### Required task:
Look through the records below and collect all lines that hold the string "text".

Start of Data records

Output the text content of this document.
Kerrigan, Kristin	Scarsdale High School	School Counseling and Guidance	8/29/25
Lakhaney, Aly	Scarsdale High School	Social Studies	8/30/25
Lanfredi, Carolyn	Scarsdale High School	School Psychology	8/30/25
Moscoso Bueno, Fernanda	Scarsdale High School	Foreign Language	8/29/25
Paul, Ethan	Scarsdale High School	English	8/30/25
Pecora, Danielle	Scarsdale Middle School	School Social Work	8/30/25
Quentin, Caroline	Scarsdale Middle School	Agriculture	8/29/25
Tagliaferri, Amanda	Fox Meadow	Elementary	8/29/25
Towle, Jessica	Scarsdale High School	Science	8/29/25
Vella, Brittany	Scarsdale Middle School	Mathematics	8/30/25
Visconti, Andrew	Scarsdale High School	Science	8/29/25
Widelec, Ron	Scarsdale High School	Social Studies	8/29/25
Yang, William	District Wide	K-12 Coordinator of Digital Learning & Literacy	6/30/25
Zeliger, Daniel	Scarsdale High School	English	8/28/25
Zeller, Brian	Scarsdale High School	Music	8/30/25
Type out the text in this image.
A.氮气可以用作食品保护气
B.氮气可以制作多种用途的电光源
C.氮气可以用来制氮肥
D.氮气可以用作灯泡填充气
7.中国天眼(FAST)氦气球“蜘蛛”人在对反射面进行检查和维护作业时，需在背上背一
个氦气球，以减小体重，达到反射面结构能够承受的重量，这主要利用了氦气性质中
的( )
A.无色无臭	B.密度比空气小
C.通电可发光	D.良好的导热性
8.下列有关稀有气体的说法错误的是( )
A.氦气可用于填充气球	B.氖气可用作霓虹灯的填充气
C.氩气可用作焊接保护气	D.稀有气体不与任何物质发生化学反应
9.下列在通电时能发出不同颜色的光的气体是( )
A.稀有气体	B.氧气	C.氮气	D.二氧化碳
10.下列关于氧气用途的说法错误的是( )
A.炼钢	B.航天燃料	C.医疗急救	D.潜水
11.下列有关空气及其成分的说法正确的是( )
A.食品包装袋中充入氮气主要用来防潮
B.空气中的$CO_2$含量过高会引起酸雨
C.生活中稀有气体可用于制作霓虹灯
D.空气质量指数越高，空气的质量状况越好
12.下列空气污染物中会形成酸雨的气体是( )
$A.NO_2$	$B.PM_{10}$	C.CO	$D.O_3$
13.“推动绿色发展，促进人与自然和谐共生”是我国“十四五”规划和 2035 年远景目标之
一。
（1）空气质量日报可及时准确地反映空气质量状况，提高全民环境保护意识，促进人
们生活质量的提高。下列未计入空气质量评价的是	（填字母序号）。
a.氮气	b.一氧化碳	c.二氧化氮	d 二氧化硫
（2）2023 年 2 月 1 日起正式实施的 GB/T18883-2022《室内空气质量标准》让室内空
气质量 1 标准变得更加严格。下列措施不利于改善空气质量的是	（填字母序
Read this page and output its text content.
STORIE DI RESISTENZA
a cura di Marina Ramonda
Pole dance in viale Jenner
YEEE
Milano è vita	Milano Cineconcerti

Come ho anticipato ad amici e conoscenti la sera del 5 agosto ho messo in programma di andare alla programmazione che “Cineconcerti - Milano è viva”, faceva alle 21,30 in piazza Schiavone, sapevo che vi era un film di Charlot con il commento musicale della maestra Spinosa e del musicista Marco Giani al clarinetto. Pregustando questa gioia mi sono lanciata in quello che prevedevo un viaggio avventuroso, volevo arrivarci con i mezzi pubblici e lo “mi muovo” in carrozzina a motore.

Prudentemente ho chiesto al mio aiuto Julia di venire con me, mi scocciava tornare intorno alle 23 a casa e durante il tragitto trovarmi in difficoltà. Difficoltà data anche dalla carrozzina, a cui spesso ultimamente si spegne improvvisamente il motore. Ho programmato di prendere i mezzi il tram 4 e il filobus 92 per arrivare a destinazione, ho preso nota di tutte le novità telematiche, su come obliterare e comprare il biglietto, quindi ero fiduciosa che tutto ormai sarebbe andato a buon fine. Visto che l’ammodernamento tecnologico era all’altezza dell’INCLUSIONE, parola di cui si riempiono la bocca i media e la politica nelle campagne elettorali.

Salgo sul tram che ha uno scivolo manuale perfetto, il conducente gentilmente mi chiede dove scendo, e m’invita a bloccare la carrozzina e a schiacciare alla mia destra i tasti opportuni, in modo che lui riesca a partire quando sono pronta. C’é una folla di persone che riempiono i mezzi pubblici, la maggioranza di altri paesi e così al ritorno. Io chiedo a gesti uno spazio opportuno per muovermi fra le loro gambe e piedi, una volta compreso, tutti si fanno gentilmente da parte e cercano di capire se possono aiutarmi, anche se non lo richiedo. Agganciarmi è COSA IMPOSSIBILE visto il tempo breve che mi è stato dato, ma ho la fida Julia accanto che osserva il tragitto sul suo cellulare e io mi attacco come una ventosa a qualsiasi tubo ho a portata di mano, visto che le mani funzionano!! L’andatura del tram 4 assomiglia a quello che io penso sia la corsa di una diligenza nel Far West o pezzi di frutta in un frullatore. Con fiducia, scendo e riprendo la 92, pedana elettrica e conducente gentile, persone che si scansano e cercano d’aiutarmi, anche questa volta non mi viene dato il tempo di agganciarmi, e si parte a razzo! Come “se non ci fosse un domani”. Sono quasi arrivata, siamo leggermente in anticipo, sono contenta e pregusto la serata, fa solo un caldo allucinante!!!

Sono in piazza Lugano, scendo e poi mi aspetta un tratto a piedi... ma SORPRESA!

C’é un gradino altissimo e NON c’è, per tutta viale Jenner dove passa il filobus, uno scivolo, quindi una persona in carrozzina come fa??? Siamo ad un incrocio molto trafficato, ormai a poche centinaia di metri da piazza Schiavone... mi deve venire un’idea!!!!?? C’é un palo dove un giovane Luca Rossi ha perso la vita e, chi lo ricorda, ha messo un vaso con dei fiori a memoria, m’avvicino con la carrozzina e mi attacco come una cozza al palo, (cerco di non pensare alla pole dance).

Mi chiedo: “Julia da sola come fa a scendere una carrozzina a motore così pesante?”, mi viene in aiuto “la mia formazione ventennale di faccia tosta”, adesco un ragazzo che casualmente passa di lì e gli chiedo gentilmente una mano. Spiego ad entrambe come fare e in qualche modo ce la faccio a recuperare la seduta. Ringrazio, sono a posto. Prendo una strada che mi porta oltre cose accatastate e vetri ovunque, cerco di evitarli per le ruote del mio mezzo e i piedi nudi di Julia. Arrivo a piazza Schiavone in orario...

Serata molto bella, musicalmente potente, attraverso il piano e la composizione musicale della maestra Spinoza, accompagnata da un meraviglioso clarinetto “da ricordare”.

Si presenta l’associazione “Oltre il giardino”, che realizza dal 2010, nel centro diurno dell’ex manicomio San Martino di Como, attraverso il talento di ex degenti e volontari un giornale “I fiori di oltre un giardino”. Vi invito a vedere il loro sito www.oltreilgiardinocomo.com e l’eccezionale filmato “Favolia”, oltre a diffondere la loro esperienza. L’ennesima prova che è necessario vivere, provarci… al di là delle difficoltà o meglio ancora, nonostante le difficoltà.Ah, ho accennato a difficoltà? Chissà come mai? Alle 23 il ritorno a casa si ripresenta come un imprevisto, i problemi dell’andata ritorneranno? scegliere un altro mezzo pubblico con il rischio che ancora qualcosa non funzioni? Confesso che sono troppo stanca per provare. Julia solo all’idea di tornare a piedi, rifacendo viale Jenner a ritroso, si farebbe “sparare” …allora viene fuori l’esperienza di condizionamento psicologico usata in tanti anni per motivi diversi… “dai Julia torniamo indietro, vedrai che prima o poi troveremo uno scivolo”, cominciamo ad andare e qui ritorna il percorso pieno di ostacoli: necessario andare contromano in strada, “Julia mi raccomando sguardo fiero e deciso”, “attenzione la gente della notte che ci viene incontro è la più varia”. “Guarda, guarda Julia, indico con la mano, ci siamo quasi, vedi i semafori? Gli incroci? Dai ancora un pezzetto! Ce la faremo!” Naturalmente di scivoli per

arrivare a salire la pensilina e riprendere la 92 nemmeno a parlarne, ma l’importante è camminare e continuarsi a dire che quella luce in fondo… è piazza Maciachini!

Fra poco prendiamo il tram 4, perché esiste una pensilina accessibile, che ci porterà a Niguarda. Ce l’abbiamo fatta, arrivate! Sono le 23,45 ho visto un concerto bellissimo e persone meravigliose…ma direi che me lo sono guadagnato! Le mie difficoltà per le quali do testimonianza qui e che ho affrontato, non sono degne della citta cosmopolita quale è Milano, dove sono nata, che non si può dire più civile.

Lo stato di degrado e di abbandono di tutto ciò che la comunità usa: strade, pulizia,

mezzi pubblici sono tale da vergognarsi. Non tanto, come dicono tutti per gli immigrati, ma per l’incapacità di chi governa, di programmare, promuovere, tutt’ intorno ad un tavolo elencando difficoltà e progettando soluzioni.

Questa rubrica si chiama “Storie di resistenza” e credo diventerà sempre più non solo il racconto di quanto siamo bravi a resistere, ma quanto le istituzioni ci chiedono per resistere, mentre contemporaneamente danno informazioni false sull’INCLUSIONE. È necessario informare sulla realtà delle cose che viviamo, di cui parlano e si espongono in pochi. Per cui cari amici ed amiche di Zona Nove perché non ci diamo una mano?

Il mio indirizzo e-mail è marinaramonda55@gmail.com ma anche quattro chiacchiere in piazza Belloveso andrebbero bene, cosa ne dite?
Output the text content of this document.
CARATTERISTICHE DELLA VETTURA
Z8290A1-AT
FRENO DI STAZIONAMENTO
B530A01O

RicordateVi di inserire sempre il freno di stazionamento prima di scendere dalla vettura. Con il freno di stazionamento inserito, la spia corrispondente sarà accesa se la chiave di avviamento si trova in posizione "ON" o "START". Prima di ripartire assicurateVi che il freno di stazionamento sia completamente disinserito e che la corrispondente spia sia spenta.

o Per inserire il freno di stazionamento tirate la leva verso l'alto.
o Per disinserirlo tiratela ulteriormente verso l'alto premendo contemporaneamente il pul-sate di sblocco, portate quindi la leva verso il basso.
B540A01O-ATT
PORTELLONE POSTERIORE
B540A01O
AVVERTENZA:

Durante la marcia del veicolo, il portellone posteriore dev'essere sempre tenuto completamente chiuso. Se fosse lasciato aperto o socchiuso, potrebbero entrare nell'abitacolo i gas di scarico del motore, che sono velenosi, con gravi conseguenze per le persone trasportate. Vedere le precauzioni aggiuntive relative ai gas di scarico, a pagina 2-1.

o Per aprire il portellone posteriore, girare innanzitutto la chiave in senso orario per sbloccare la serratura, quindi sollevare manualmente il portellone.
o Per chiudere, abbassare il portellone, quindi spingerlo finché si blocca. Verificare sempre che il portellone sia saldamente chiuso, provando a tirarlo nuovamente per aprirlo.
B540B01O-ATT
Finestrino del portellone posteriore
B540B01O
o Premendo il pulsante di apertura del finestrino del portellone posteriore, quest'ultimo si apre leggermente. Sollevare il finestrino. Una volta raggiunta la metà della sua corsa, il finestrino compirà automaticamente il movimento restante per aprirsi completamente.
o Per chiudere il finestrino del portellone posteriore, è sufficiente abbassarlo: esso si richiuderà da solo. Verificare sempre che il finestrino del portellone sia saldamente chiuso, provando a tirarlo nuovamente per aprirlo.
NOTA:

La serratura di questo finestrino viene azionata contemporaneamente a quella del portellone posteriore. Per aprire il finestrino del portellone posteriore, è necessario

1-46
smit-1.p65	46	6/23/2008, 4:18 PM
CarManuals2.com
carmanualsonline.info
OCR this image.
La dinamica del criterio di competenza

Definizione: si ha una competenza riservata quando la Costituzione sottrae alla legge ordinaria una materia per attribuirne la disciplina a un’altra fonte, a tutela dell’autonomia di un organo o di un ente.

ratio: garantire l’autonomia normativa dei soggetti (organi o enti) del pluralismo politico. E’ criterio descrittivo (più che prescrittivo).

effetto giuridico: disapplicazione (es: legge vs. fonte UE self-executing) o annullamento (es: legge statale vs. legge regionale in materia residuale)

End of Data records

### Written answer:
Output the text content of this document.
Type out the text in this image.
Read this page and output its text content.
Output the text content of this document.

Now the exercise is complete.